[Items from a data source]
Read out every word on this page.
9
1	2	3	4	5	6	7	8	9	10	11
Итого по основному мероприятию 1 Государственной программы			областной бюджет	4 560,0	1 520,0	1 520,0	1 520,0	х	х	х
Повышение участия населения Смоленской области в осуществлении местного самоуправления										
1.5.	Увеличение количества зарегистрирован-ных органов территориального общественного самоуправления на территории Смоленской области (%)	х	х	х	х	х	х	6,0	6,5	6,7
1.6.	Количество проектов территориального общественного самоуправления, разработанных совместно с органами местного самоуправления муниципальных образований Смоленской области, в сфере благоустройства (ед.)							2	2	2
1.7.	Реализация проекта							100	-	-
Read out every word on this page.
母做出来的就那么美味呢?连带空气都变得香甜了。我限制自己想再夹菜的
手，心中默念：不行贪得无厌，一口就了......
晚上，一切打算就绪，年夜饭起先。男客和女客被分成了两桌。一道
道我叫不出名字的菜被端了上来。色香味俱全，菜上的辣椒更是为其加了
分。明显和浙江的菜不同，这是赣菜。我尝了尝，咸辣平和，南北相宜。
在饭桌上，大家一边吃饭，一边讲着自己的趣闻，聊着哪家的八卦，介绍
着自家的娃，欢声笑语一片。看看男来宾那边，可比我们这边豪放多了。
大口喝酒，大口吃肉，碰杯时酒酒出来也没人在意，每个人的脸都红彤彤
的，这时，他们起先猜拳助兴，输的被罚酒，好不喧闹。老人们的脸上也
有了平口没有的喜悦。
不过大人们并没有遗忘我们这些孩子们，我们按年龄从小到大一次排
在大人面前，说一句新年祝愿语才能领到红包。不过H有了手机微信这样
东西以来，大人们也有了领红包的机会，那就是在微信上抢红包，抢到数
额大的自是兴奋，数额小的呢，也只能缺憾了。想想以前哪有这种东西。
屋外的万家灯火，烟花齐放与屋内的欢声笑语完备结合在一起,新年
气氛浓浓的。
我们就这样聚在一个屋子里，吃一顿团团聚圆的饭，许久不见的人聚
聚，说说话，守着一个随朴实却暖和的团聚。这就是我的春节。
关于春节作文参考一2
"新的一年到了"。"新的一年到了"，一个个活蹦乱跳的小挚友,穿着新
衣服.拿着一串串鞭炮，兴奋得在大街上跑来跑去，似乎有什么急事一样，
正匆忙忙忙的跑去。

• **The exercise**:
Emit the full listing verbatim.

• **Output of the exercise**:
Read out every word on this page.
9
1	2	3	4	5	6	7	8	9	10	11
Итого по основному мероприятию 1 Государственной программы			областной бюджет	4 560,0	1 520,0	1 520,0	1 520,0	х	х	х
Повышение участия населения Смоленской области в осуществлении местного самоуправления										
1.5.	Увеличение количества зарегистрирован-ных органов территориального общественного самоуправления на территории Смоленской области (%)	х	х	х	х	х	х	6,0	6,5	6,7
1.6.	Количество проектов территориального общественного самоуправления, разработанных совместно с органами местного самоуправления муниципальных образований Смоленской области, в сфере благоустройства (ед.)							2	2	2
1.7.	Реализация проекта							100	-	-
Read out every word on this page.
母做出来的就那么美味呢?连带空气都变得香甜了。我限制自己想再夹菜的
手，心中默念：不行贪得无厌，一口就了......
晚上，一切打算就绪，年夜饭起先。男客和女客被分成了两桌。一道
道我叫不出名字的菜被端了上来。色香味俱全，菜上的辣椒更是为其加了
分。明显和浙江的菜不同，这是赣菜。我尝了尝，咸辣平和，南北相宜。
在饭桌上，大家一边吃饭，一边讲着自己的趣闻，聊着哪家的八卦，介绍
着自家的娃，欢声笑语一片。看看男来宾那边，可比我们这边豪放多了。
大口喝酒，大口吃肉，碰杯时酒酒出来也没人在意，每个人的脸都红彤彤
的，这时，他们起先猜拳助兴，输的被罚酒，好不喧闹。老人们的脸上也
有了平口没有的喜悦。
不过大人们并没有遗忘我们这些孩子们，我们按年龄从小到大一次排
在大人面前，说一句新年祝愿语才能领到红包。不过H有了手机微信这样
东西以来，大人们也有了领红包的机会，那就是在微信上抢红包，抢到数
额大的自是兴奋，数额小的呢，也只能缺憾了。想想以前哪有这种东西。
屋外的万家灯火，烟花齐放与屋内的欢声笑语完备结合在一起,新年
气氛浓浓的。
我们就这样聚在一个屋子里，吃一顿团团聚圆的饭，许久不见的人聚
聚，说说话，守着一个随朴实却暖和的团聚。这就是我的春节。
关于春节作文参考一2
"新的一年到了"。"新的一年到了"，一个个活蹦乱跳的小挚友,穿着新
衣服.拿着一串串鞭炮，兴奋得在大街上跑来跑去，似乎有什么急事一样，
正匆忙忙忙的跑去。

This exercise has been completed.